** Start Entries **

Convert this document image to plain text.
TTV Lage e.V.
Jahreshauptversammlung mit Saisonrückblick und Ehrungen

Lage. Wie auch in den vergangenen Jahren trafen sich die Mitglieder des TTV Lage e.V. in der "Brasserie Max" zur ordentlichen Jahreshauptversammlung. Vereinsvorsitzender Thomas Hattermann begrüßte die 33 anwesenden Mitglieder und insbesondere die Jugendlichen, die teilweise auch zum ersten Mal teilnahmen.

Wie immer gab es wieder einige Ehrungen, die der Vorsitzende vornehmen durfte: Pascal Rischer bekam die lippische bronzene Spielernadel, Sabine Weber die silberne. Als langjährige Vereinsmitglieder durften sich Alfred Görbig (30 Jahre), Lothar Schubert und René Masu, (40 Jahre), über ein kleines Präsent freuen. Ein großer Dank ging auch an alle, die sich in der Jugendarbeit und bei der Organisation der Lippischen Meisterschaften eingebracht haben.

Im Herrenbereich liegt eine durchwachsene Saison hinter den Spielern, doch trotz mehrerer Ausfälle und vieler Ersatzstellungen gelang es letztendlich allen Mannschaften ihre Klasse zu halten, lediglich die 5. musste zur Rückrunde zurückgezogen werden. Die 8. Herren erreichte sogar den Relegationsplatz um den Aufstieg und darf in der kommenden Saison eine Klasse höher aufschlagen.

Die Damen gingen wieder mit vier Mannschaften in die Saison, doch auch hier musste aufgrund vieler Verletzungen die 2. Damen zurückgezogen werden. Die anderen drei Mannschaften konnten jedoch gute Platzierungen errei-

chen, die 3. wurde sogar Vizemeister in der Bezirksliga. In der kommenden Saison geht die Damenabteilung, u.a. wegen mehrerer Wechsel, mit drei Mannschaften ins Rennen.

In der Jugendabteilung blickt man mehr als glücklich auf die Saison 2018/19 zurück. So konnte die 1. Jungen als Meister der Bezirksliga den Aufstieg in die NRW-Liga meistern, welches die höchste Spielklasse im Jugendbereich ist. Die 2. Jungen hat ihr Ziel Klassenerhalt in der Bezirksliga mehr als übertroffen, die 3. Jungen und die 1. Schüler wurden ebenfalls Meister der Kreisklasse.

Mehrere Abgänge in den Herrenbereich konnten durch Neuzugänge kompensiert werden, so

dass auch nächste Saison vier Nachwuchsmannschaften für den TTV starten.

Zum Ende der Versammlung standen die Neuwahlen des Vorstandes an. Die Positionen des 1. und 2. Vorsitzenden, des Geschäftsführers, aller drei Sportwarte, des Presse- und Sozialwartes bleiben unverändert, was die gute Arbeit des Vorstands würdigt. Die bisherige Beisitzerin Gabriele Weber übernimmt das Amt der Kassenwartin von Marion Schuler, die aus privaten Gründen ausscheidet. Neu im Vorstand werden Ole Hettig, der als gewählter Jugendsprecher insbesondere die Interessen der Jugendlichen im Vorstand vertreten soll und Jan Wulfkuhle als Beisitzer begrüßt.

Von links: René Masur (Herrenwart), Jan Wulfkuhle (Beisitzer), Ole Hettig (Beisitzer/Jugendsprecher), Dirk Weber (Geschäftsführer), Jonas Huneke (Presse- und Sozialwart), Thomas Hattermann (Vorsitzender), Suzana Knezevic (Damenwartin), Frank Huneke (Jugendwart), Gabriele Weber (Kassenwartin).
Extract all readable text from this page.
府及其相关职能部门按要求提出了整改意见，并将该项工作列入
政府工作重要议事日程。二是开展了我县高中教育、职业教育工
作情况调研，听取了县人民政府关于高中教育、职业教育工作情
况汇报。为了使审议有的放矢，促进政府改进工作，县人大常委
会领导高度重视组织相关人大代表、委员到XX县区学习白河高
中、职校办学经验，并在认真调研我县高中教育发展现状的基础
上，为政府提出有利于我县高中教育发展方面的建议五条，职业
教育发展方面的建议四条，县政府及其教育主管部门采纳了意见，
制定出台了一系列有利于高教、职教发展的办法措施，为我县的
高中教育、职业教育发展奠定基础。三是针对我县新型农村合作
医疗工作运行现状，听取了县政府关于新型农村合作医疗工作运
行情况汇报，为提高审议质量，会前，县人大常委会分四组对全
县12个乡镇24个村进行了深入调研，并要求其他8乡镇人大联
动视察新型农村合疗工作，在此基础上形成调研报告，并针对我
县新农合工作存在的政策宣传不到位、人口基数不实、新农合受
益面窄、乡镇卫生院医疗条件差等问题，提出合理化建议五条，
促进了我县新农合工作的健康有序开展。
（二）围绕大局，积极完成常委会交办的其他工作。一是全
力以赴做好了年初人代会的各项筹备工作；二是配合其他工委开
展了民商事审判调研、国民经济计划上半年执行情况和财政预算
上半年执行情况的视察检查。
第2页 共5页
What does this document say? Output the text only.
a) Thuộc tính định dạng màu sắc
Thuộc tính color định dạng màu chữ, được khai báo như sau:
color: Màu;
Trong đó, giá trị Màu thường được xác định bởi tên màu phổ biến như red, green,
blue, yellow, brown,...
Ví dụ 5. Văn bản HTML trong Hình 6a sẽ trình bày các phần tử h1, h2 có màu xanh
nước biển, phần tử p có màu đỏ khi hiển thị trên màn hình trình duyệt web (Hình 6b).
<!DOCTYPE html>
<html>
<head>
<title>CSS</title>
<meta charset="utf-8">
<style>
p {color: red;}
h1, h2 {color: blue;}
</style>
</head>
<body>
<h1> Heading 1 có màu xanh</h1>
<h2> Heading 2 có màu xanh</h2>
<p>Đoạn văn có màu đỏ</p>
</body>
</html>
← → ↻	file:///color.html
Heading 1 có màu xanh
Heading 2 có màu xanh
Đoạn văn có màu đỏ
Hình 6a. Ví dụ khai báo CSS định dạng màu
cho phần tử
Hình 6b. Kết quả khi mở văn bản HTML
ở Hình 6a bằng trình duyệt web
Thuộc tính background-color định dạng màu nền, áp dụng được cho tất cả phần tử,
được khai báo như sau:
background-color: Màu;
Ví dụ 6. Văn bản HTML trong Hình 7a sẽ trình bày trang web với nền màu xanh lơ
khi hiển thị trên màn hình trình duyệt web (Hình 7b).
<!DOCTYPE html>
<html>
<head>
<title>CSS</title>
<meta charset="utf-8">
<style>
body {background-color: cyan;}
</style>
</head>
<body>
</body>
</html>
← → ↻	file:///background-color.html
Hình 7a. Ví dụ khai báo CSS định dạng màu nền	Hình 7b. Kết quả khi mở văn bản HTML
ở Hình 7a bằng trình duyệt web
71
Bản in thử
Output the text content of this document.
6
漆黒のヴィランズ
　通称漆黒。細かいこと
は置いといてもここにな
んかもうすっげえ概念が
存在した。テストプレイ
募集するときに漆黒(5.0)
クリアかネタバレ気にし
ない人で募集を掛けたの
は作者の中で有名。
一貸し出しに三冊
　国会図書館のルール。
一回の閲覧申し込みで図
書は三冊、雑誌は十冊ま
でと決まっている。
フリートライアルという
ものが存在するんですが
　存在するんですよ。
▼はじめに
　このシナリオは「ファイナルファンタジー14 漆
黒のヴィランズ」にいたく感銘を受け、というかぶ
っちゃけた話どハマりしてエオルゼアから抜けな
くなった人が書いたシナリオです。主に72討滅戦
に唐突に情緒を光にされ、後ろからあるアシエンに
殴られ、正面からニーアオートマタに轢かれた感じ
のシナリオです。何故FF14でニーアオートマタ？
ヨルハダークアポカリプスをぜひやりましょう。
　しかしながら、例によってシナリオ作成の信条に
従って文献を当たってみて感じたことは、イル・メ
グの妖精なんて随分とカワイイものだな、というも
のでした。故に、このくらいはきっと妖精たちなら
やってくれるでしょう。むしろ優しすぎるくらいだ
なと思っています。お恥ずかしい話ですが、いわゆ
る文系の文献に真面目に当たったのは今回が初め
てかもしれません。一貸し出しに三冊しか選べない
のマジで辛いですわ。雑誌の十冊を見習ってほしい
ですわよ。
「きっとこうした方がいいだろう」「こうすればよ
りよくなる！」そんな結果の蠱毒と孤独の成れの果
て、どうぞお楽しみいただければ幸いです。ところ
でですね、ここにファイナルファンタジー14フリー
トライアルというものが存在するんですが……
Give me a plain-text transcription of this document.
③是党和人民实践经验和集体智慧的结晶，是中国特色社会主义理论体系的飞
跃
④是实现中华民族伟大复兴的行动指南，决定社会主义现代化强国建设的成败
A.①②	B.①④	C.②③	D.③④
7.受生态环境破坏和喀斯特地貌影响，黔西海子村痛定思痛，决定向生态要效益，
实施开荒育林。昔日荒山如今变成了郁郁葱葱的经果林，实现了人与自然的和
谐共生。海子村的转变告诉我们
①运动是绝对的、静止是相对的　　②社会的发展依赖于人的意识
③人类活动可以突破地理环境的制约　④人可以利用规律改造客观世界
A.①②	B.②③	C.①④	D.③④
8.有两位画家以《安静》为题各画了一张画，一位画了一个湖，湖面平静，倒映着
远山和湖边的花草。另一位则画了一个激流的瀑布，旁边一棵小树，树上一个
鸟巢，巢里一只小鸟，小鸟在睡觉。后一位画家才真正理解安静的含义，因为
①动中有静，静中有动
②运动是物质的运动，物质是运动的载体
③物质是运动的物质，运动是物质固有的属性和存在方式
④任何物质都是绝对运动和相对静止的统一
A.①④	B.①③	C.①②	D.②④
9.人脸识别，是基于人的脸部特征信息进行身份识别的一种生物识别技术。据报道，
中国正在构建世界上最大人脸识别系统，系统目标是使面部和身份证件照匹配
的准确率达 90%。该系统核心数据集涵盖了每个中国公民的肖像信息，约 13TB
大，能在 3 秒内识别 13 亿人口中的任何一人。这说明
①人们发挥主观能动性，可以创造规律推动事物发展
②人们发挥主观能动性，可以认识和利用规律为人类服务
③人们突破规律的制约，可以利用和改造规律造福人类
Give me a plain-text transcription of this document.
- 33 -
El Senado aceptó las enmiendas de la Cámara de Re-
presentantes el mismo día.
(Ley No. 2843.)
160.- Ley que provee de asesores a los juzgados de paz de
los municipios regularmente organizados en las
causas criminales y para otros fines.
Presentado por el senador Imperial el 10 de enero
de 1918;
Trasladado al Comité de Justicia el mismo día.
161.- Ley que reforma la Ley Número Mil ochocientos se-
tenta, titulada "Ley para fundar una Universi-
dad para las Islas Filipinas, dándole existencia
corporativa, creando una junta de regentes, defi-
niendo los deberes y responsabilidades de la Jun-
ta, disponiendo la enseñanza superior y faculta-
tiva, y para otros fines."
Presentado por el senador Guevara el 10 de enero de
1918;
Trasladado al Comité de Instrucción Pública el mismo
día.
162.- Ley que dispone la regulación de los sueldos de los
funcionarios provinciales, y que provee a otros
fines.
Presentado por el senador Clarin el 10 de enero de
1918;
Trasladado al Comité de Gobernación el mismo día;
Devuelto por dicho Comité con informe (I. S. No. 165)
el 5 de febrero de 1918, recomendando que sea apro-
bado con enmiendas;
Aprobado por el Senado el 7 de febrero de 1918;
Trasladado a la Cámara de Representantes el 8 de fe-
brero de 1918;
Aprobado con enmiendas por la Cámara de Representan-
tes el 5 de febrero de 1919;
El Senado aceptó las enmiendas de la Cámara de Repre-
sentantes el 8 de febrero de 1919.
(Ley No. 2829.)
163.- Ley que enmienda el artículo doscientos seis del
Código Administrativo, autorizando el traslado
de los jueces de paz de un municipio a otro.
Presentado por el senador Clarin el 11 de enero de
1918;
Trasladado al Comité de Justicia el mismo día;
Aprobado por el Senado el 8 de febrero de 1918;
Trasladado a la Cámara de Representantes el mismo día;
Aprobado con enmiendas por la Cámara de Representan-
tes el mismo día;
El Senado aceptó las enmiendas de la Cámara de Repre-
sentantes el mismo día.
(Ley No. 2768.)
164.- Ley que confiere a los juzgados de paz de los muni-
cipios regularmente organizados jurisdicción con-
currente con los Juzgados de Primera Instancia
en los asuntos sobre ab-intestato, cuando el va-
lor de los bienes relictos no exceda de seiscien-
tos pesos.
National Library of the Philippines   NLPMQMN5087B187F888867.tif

** End Entries **

**Directive:** Find the word "kommenden" in the entries above and gather every line that holds it.

**Worked solution:**
Im Herrenbereich liegt eine durchwachsene Saison hinter den Spielern, doch trotz mehrerer Ausfälle und vieler Ersatzstellungen gelang es letztendlich allen Mannschaften ihre Klasse zu halten, lediglich die 5. musste zur Rückrunde zurückgezogen werden. Die 8. Herren erreichte sogar den Relegationsplatz um den Aufstieg und darf in der kommenden Saison eine Klasse höher aufschlagen.
chen, die 3. wurde sogar Vizemeister in der Bezirksliga. In der kommenden Saison geht die Damenabteilung, u.a. wegen mehrerer Wechsel, mit drei Mannschaften ins Rennen.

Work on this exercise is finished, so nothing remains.